*TASK GOAL*
Look for the string "text" and copy every line that has it.
___ DATA SHOWN
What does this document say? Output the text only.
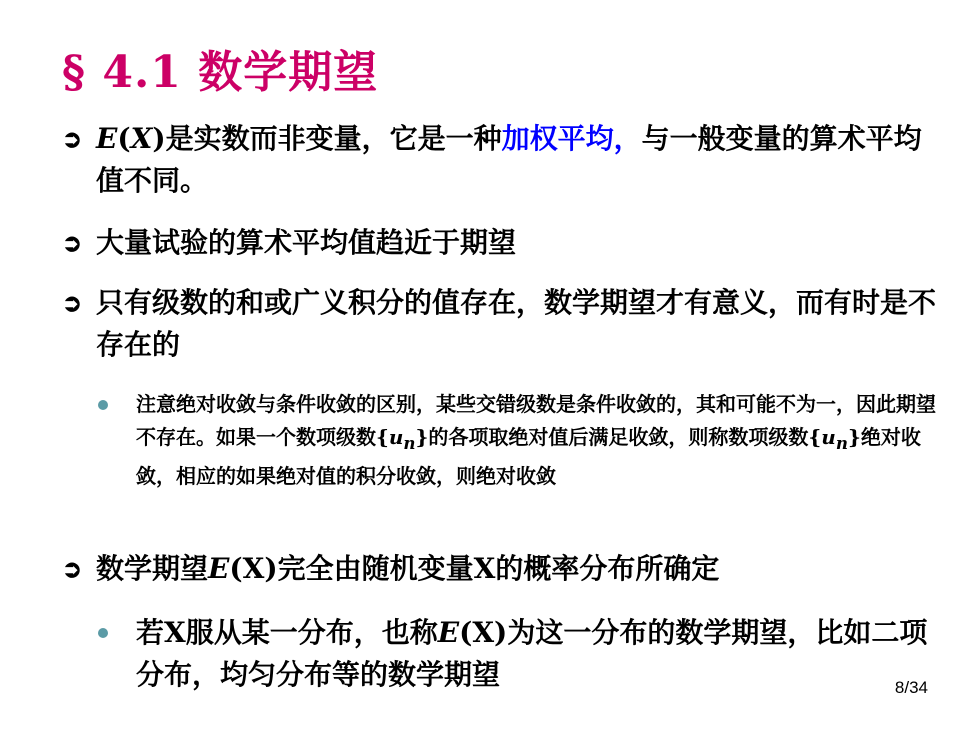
§ 4.1 数学期望
➲ E(X)是实数而非变量，它是一种加权平均，与一般变量的算术平均值不同。
➲ 大量试验的算术平均值趋近于期望
➲ 只有级数的和或广义积分的值存在，数学期望才有意义，而有时是不存在的
注意绝对收敛与条件收敛的区别，某些交错级数是条件收敛的，其和可能不为一，因此期望不存在。如果一个数项级数$\{u_n\}$的各项取绝对值后满足收敛，则称数项级数$\{u_n\}$绝对收敛，相应的如果绝对值的积分收敛，则绝对收敛
➲ 数学期望E(X)完全由随机变量X的概率分布所确定
若X服从某一分布，也称E(X)为这一分布的数学期望，比如二项分布，均匀分布等的数学期望	8/34
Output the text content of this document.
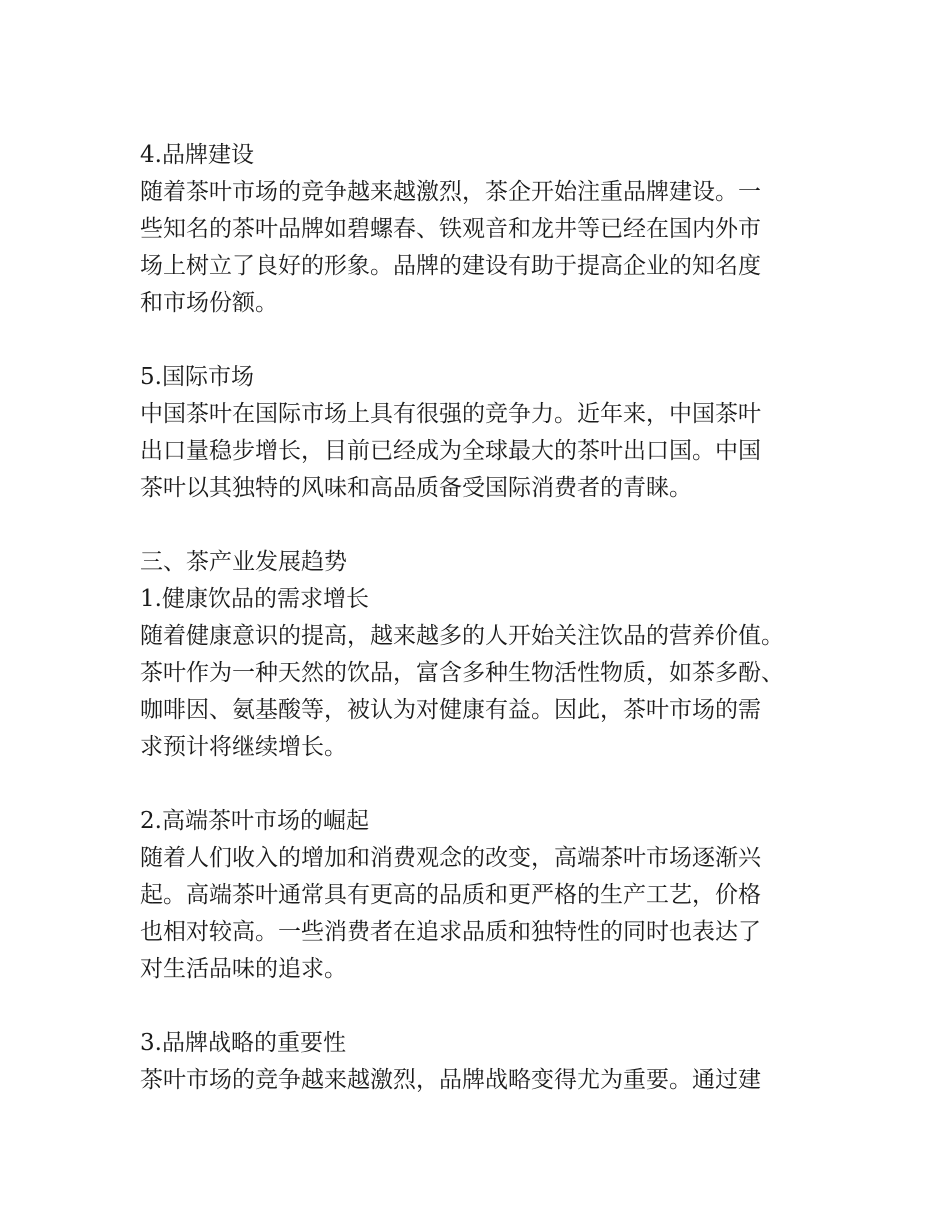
4.品牌建设
随着茶叶市场的竞争越来越激烈，茶企开始注重品牌建设。一
些知名的茶叶品牌如碧螺春、铁观音和龙井等已经在国内外市
场上树立了良好的形象。品牌的建设有助于提高企业的知名度
和市场份额。
5.国际市场
中国茶叶在国际市场上具有很强的竞争力。近年来，中国茶叶
出口量稳步增长，目前已经成为全球最大的茶叶出口国。中国
茶叶以其独特的风味和高品质备受国际消费者的青睐。
三、茶产业发展趋势
1.健康饮品的需求增长
随着健康意识的提高，越来越多的人开始关注饮品的营养价值。
茶叶作为一种天然的饮品，富含多种生物活性物质，如茶多酚、
咖啡因、氨基酸等，被认为对健康有益。因此，茶叶市场的需
求预计将继续增长。
2.高端茶叶市场的崛起
随着人们收入的增加和消费观念的改变，高端茶叶市场逐渐兴
起。高端茶叶通常具有更高的品质和更严格的生产工艺，价格
也相对较高。一些消费者在追求品质和独特性的同时也表达了
对生活品味的追求。
3.品牌战略的重要性
茶叶市场的竞争越来越激烈，品牌战略变得尤为重要。通过建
______
*SOLUTION FOR THIS EXERCISE*
What does this document say? Output the text only.
Output the text content of this document.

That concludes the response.